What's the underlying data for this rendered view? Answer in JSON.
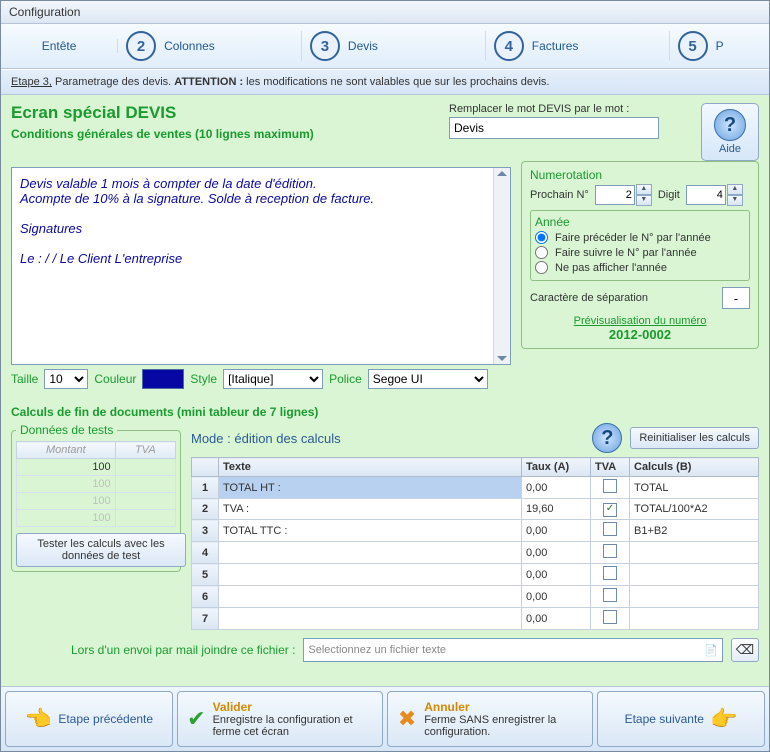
{
  "window": {
    "title": "Configuration"
  },
  "wizard": {
    "steps": [
      {
        "num": "",
        "label": "Entête"
      },
      {
        "num": "2",
        "label": "Colonnes"
      },
      {
        "num": "3",
        "label": "Devis"
      },
      {
        "num": "4",
        "label": "Factures"
      },
      {
        "num": "5",
        "label": "P"
      }
    ],
    "attention": {
      "prefix": "Etape 3,",
      "mid": " Parametrage des devis. ",
      "bold": "ATTENTION :",
      "rest": " les modifications ne sont valables que sur les prochains devis."
    }
  },
  "screen_title": "Ecran spécial DEVIS",
  "replace": {
    "label": "Remplacer le mot DEVIS par le mot :",
    "value": "Devis"
  },
  "help": {
    "label": "Aide"
  },
  "conditions": {
    "title": "Conditions générales de ventes (10 lignes maximum)",
    "text": "Devis valable 1 mois à compter de la date d'édition.\nAcompte de 10% à la signature. Solde à reception de facture.\n\n                                         Signatures\n\nLe :    /    /                Le Client                                      L'entreprise"
  },
  "format": {
    "taille_label": "Taille",
    "taille": "10",
    "couleur_label": "Couleur",
    "style_label": "Style",
    "style": "[Italique]",
    "police_label": "Police",
    "police": "Segoe UI"
  },
  "numerotation": {
    "legend": "Numerotation",
    "prochain_label": "Prochain N°",
    "prochain": "2",
    "digit_label": "Digit",
    "digit": "4",
    "annee_label": "Année",
    "opt1": "Faire précéder le N° par l'année",
    "opt2": "Faire suivre le N° par l'année",
    "opt3": "Ne pas afficher l'année",
    "sep_label": "Caractère de séparation",
    "sep": "-",
    "preview_label": "Prévisualisation du numéro",
    "preview_value": "2012-0002"
  },
  "calculs": {
    "title": "Calculs de fin de documents (mini tableur de 7 lignes)",
    "tests_legend": "Données de tests",
    "tests_headers": [
      "Montant",
      "TVA"
    ],
    "tests_rows": [
      [
        "100",
        ""
      ],
      [
        "100",
        ""
      ],
      [
        "100",
        ""
      ],
      [
        "100",
        ""
      ]
    ],
    "test_btn": "Tester les calculs avec les données de test",
    "mode_label": "Mode : édition des calculs",
    "reset_btn": "Reinitialiser les calculs",
    "headers": {
      "texte": "Texte",
      "taux": "Taux (A)",
      "tva": "TVA",
      "calc": "Calculs (B)"
    },
    "rows": [
      {
        "n": "1",
        "texte": "TOTAL HT :",
        "taux": "0,00",
        "tva": false,
        "calc": "TOTAL"
      },
      {
        "n": "2",
        "texte": "TVA :",
        "taux": "19,60",
        "tva": true,
        "calc": "TOTAL/100*A2"
      },
      {
        "n": "3",
        "texte": "TOTAL TTC :",
        "taux": "0,00",
        "tva": false,
        "calc": "B1+B2"
      },
      {
        "n": "4",
        "texte": "",
        "taux": "0,00",
        "tva": false,
        "calc": ""
      },
      {
        "n": "5",
        "texte": "",
        "taux": "0,00",
        "tva": false,
        "calc": ""
      },
      {
        "n": "6",
        "texte": "",
        "taux": "0,00",
        "tva": false,
        "calc": ""
      },
      {
        "n": "7",
        "texte": "",
        "taux": "0,00",
        "tva": false,
        "calc": ""
      }
    ]
  },
  "mail": {
    "label": "Lors d'un envoi par mail joindre ce fichier :",
    "placeholder": "Selectionnez un fichier texte"
  },
  "footer": {
    "prev": "Etape précédente",
    "valider": {
      "title": "Valider",
      "sub": "Enregistre la configuration et ferme cet écran"
    },
    "annuler": {
      "title": "Annuler",
      "sub": "Ferme SANS enregistrer la configuration."
    },
    "next": "Etape suivante"
  }
}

• EXERCISE INSTRUCTIONS:
Reproduce every record above exactly, omitting the pictures.

• SOLVED PROBLEM:
What's the underlying data for this rendered view? Answer in JSON.
{
  "window": {
    "title": "Configuration"
  },
  "wizard": {
    "steps": [
      {
        "num": "",
        "label": "Entête"
      },
      {
        "num": "2",
        "label": "Colonnes"
      },
      {
        "num": "3",
        "label": "Devis"
      },
      {
        "num": "4",
        "label": "Factures"
      },
      {
        "num": "5",
        "label": "P"
      }
    ],
    "attention": {
      "prefix": "Etape 3,",
      "mid": " Parametrage des devis. ",
      "bold": "ATTENTION :",
      "rest": " les modifications ne sont valables que sur les prochains devis."
    }
  },
  "screen_title": "Ecran spécial DEVIS",
  "replace": {
    "label": "Remplacer le mot DEVIS par le mot :",
    "value": "Devis"
  },
  "help": {
    "label": "Aide"
  },
  "conditions": {
    "title": "Conditions générales de ventes (10 lignes maximum)",
    "text": "Devis valable 1 mois à compter de la date d'édition.\nAcompte de 10% à la signature. Solde à reception de facture.\n\n                                         Signatures\n\nLe :    /    /                Le Client                                      L'entreprise"
  },
  "format": {
    "taille_label": "Taille",
    "taille": "10",
    "couleur_label": "Couleur",
    "style_label": "Style",
    "style": "[Italique]",
    "police_label": "Police",
    "police": "Segoe UI"
  },
  "numerotation": {
    "legend": "Numerotation",
    "prochain_label": "Prochain N°",
    "prochain": "2",
    "digit_label": "Digit",
    "digit": "4",
    "annee_label": "Année",
    "opt1": "Faire précéder le N° par l'année",
    "opt2": "Faire suivre le N° par l'année",
    "opt3": "Ne pas afficher l'année",
    "sep_label": "Caractère de séparation",
    "sep": "-",
    "preview_label": "Prévisualisation du numéro",
    "preview_value": "2012-0002"
  },
  "calculs": {
    "title": "Calculs de fin de documents (mini tableur de 7 lignes)",
    "tests_legend": "Données de tests",
    "tests_headers": [
      "Montant",
      "TVA"
    ],
    "tests_rows": [
      [
        "100",
        ""
      ],
      [
        "100",
        ""
      ],
      [
        "100",
        ""
      ],
      [
        "100",
        ""
      ]
    ],
    "test_btn": "Tester les calculs avec les données de test",
    "mode_label": "Mode : édition des calculs",
    "reset_btn": "Reinitialiser les calculs",
    "headers": {
      "texte": "Texte",
      "taux": "Taux (A)",
      "tva": "TVA",
      "calc": "Calculs (B)"
    },
    "rows": [
      {
        "n": "1",
        "texte": "TOTAL HT :",
        "taux": "0,00",
        "tva": false,
        "calc": "TOTAL"
      },
      {
        "n": "2",
        "texte": "TVA :",
        "taux": "19,60",
        "tva": true,
        "calc": "TOTAL/100*A2"
      },
      {
        "n": "3",
        "texte": "TOTAL TTC :",
        "taux": "0,00",
        "tva": false,
        "calc": "B1+B2"
      },
      {
        "n": "4",
        "texte": "",
        "taux": "0,00",
        "tva": false,
        "calc": ""
      },
      {
        "n": "5",
        "texte": "",
        "taux": "0,00",
        "tva": false,
        "calc": ""
      },
      {
        "n": "6",
        "texte": "",
        "taux": "0,00",
        "tva": false,
        "calc": ""
      },
      {
        "n": "7",
        "texte": "",
        "taux": "0,00",
        "tva": false,
        "calc": ""
      }
    ]
  },
  "mail": {
    "label": "Lors d'un envoi par mail joindre ce fichier :",
    "placeholder": "Selectionnez un fichier texte"
  },
  "footer": {
    "prev": "Etape précédente",
    "valider": {
      "title": "Valider",
      "sub": "Enregistre la configuration et ferme cet écran"
    },
    "annuler": {
      "title": "Annuler",
      "sub": "Ferme SANS enregistrer la configuration."
    },
    "next": "Etape suivante"
  }
}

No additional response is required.